-- Start of Extracted information --
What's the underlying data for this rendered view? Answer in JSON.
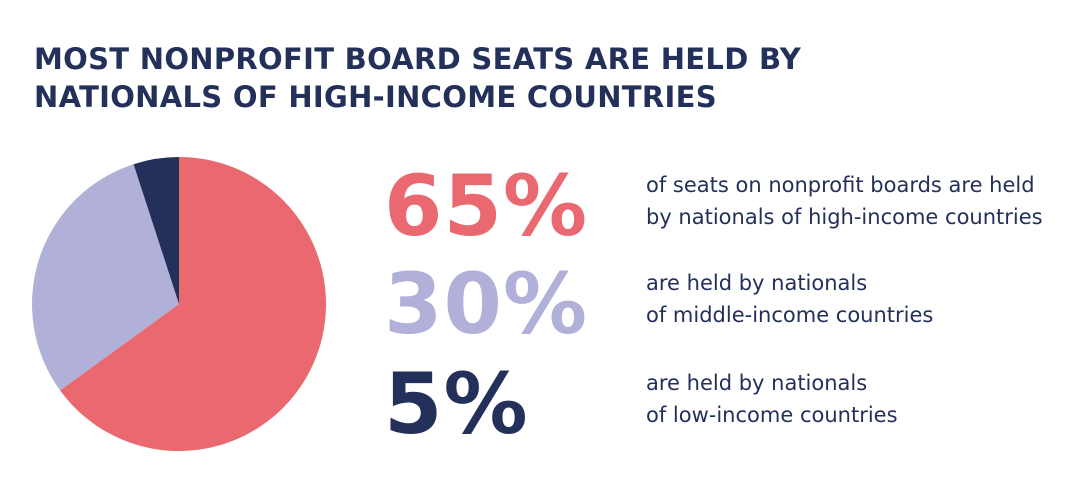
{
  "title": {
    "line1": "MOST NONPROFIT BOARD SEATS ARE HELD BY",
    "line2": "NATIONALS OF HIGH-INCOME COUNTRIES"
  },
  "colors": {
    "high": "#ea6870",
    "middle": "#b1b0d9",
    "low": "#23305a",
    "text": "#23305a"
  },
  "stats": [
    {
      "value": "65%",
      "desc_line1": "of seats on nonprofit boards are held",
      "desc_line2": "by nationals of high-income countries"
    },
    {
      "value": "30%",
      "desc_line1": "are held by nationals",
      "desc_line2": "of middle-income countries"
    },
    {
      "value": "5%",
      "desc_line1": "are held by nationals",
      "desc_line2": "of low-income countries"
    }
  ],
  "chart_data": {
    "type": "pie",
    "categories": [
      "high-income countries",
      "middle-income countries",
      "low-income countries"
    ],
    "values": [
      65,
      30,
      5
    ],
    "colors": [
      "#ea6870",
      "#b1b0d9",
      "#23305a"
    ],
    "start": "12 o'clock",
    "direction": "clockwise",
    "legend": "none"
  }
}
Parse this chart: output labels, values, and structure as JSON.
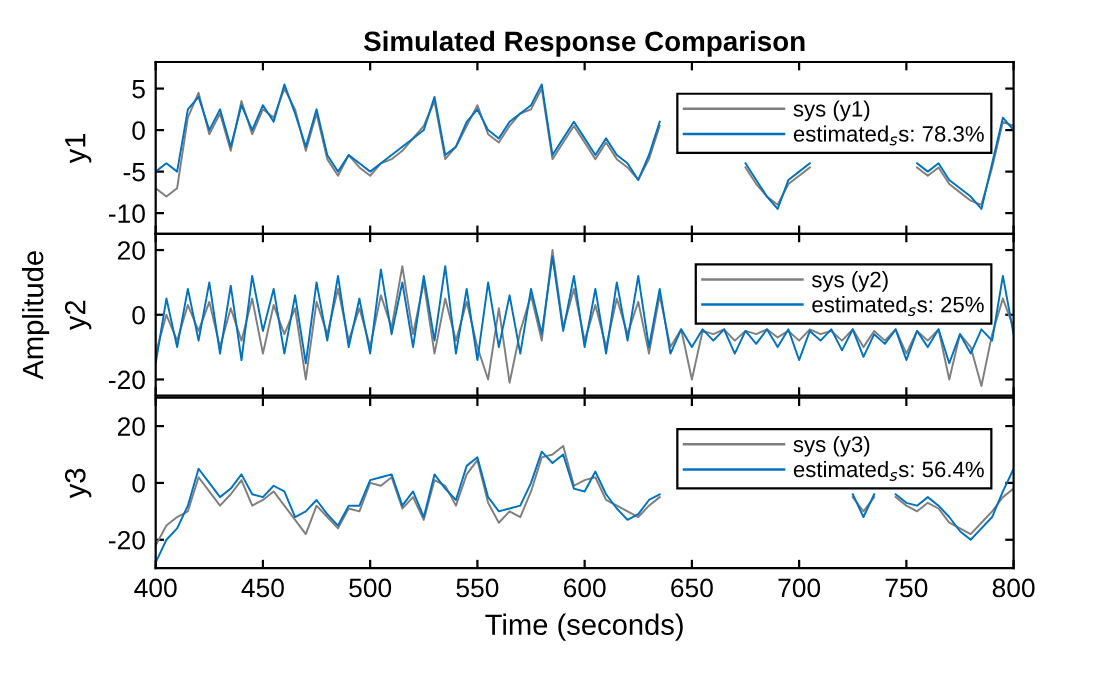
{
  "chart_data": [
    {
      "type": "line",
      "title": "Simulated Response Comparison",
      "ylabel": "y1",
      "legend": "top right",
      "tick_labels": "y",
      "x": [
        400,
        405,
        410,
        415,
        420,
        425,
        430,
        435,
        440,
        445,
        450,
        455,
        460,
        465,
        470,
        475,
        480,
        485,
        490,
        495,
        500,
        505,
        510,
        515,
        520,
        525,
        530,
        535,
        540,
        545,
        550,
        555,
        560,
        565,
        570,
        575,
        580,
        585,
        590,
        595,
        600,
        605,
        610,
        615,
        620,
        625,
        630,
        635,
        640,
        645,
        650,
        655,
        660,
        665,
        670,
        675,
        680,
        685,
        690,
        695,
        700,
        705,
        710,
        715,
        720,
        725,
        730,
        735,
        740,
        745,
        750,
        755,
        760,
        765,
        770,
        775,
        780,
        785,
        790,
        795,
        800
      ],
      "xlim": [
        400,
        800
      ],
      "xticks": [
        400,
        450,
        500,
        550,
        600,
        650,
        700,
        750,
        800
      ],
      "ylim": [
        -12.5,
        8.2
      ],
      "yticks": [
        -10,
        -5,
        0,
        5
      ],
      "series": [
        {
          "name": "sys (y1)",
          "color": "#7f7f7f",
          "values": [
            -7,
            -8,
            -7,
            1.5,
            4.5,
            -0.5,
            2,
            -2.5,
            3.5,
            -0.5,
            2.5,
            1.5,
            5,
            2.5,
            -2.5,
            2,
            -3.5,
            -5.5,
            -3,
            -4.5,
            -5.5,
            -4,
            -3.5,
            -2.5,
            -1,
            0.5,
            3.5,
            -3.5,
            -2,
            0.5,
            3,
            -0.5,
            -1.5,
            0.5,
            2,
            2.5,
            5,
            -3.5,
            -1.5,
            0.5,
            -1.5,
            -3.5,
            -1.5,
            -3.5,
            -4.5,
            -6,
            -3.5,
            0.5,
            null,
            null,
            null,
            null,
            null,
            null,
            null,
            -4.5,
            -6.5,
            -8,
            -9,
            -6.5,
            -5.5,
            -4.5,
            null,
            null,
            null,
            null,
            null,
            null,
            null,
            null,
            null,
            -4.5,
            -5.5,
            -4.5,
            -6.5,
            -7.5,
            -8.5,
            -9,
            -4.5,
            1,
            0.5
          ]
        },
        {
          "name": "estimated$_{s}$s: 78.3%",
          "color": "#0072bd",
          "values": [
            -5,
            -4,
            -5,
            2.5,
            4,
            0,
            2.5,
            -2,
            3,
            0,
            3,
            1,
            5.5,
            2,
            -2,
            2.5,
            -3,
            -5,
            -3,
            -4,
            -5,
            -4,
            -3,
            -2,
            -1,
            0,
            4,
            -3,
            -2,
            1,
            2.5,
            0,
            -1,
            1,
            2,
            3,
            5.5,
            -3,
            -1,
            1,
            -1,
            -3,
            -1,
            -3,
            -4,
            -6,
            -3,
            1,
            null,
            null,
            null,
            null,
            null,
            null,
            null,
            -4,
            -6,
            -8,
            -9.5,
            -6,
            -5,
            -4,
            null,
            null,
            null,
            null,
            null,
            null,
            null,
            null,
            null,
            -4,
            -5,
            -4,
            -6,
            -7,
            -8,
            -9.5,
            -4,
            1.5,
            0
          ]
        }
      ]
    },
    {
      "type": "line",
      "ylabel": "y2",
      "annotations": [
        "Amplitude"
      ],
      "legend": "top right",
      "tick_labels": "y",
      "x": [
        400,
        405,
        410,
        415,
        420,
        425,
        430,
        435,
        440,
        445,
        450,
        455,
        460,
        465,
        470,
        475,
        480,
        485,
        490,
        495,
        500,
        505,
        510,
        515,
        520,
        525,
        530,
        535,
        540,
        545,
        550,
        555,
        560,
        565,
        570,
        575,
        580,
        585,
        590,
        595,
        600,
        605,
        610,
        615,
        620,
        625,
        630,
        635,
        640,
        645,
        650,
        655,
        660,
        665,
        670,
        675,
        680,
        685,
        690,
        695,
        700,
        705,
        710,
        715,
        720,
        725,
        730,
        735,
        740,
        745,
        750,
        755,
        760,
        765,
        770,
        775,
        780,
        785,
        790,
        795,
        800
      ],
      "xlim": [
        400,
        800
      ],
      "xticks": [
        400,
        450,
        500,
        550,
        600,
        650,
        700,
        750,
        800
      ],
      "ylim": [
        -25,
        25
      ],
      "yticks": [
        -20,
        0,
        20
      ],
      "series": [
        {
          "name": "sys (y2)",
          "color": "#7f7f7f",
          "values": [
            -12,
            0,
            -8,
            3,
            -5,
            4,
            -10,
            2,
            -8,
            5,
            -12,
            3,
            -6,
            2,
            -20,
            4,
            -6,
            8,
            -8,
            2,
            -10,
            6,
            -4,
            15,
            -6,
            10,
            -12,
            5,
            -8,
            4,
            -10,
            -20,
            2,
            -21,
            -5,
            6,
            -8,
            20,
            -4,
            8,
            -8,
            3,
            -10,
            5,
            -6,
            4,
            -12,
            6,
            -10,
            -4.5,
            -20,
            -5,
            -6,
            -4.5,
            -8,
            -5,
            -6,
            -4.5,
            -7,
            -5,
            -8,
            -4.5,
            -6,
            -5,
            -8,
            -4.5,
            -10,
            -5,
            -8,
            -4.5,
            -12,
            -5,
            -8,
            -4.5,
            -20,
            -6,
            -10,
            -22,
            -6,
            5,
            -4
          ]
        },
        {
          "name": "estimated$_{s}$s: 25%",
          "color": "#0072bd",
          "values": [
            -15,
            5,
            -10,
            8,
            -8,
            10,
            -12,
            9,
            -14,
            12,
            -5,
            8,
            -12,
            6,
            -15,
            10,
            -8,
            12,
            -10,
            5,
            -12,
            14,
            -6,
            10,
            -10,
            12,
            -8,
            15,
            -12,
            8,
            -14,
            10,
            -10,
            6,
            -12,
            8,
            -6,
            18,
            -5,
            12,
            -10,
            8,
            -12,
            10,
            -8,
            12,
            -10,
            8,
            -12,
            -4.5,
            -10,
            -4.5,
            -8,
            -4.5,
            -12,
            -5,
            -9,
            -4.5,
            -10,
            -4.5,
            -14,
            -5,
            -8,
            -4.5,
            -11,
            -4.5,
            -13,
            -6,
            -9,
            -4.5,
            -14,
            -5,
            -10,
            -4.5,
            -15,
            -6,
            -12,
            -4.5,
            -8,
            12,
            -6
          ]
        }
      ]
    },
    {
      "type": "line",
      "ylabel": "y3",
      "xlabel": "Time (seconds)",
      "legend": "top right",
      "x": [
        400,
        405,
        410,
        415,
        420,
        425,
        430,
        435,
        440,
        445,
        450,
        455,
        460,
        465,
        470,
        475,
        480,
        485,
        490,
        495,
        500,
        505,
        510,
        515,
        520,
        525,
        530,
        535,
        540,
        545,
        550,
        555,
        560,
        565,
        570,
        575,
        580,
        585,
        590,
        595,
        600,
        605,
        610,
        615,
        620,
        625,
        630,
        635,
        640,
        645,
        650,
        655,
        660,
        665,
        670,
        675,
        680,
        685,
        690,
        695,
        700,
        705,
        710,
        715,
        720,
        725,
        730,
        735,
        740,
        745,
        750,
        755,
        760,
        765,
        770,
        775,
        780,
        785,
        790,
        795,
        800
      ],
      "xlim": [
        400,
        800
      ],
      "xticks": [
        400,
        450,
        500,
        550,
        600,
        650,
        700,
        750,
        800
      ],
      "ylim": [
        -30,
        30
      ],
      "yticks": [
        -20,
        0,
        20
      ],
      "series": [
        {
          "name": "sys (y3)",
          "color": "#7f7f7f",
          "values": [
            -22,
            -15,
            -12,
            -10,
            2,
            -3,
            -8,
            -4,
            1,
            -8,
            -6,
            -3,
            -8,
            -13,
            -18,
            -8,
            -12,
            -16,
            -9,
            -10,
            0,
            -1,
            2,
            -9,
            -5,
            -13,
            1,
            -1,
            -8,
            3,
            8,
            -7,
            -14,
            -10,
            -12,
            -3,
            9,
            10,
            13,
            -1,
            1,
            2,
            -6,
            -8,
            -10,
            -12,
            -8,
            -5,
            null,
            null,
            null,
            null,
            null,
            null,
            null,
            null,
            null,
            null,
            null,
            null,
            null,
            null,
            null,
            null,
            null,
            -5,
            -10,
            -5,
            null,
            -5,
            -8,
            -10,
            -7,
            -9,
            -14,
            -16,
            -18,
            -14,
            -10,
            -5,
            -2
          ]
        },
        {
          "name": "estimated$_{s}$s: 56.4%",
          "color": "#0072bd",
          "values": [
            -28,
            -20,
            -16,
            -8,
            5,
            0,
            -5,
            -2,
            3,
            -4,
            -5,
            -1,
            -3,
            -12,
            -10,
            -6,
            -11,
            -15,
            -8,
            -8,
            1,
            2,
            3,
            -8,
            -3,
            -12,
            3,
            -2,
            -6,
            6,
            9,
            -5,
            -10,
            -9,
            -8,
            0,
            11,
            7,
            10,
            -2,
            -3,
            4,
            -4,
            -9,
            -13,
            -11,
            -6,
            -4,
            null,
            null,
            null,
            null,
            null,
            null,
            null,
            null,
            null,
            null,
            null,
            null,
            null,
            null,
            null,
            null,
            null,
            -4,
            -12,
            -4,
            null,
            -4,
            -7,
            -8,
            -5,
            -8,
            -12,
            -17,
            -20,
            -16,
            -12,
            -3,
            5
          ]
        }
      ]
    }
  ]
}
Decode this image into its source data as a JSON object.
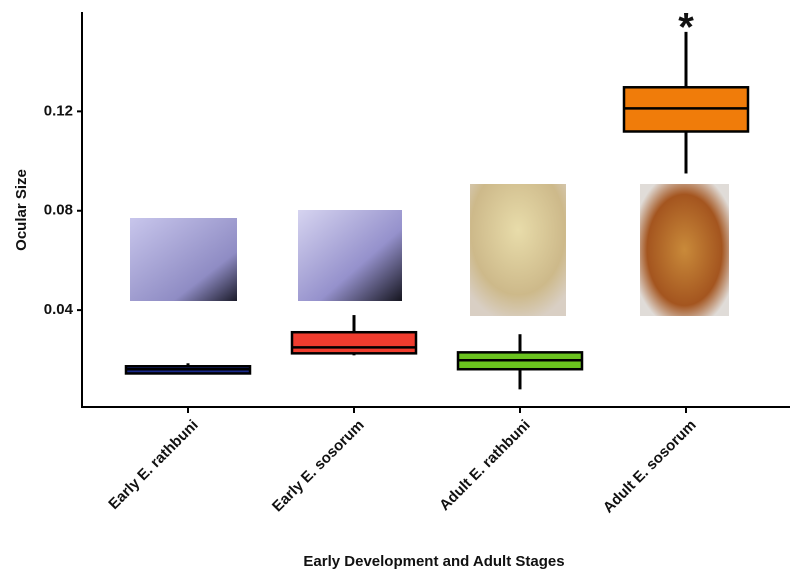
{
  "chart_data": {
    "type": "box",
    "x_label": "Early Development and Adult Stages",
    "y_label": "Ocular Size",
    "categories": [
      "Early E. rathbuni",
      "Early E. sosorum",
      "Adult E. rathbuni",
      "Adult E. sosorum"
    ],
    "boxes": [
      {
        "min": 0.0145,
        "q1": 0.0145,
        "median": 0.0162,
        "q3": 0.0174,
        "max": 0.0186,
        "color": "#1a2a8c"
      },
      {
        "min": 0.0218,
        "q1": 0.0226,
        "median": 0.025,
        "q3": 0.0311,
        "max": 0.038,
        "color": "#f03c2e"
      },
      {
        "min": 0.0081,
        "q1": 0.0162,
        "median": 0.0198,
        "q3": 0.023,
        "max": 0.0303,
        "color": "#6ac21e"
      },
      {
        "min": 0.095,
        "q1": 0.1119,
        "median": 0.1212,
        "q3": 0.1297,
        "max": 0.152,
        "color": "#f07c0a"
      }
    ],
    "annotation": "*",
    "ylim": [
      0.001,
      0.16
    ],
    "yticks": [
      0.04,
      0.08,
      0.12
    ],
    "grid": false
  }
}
-- End of Extracted information --
• Problem statement
Report how many lines in the records above contain the word "Early", giving only the number.

• Answer to this exercise
3